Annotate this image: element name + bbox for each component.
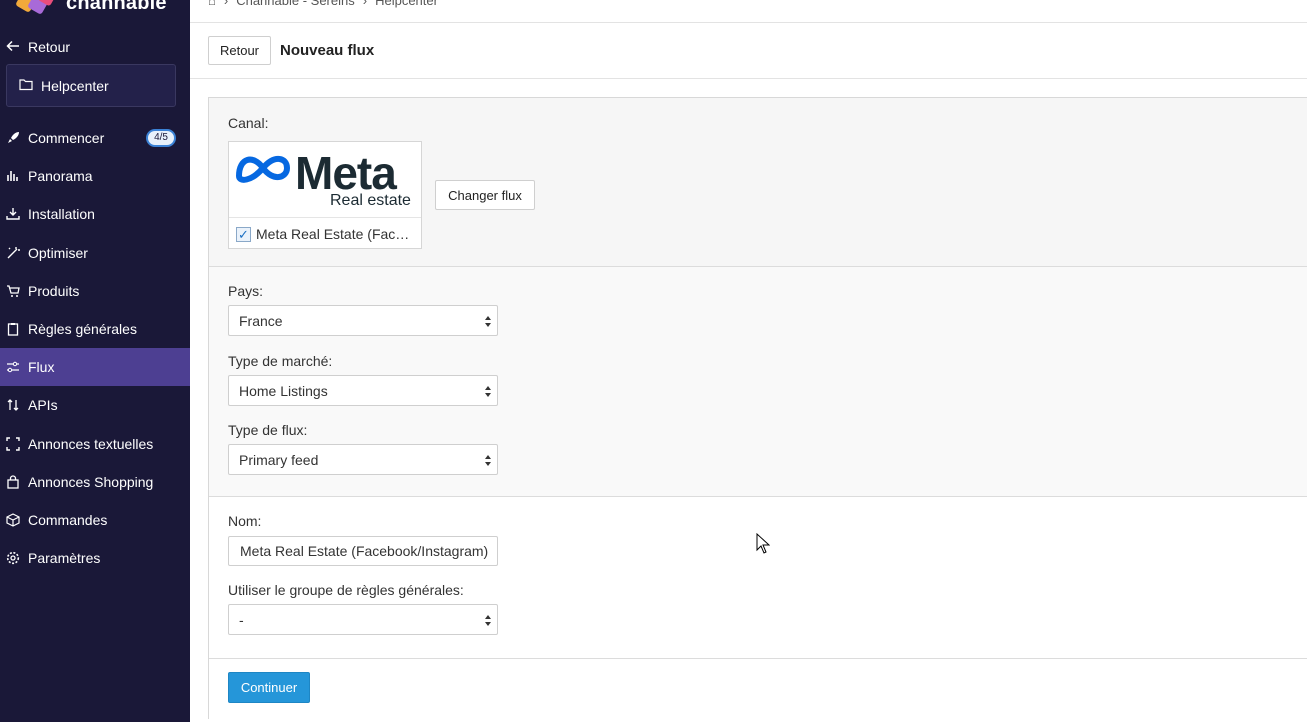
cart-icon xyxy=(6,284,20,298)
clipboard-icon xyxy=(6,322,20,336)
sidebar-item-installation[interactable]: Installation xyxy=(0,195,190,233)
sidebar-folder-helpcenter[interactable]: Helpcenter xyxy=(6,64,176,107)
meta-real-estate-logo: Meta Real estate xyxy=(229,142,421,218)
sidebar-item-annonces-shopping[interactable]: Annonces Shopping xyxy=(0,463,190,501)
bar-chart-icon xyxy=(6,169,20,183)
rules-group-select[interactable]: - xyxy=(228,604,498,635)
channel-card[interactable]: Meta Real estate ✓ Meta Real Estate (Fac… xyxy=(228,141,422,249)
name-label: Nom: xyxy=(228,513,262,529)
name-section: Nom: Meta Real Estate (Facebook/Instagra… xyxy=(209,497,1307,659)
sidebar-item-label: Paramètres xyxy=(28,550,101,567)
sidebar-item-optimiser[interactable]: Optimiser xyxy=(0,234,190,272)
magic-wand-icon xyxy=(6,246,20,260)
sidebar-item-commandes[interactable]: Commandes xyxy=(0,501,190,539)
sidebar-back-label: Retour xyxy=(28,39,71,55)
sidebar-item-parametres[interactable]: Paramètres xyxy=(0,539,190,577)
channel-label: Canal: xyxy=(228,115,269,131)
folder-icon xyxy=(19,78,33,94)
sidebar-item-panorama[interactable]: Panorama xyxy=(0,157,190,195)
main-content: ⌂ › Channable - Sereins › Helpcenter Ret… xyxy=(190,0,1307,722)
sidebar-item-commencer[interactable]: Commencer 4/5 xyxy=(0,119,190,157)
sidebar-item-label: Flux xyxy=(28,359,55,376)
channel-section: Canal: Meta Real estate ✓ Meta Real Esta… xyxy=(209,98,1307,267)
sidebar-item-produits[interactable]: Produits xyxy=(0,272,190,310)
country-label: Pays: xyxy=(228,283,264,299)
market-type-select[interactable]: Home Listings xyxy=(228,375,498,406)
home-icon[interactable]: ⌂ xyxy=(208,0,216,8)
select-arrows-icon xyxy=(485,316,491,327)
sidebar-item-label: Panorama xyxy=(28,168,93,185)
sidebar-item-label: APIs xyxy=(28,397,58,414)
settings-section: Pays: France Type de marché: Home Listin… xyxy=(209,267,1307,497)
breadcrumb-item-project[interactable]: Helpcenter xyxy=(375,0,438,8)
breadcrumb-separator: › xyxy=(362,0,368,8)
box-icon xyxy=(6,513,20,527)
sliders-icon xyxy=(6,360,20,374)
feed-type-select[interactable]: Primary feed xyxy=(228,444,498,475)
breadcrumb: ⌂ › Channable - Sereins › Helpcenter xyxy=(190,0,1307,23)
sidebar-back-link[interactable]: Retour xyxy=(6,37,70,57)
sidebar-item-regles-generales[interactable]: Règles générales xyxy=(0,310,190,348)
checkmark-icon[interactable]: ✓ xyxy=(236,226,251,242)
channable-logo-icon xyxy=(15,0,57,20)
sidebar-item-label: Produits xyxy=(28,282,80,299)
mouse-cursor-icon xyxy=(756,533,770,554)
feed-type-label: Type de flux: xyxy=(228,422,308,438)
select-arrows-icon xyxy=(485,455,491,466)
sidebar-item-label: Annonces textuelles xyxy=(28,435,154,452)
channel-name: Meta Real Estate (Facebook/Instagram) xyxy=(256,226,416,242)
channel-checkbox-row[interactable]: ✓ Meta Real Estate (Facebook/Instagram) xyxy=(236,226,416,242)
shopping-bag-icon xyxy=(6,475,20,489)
____________
Pull out every line of the records that contains the word "Produits", copying each one unchanged.

Written response:
sidebar-item-produits[interactable]: Produits xyxy=(0,272,190,310)
sidebar-item-label: Produits xyxy=(28,282,80,299)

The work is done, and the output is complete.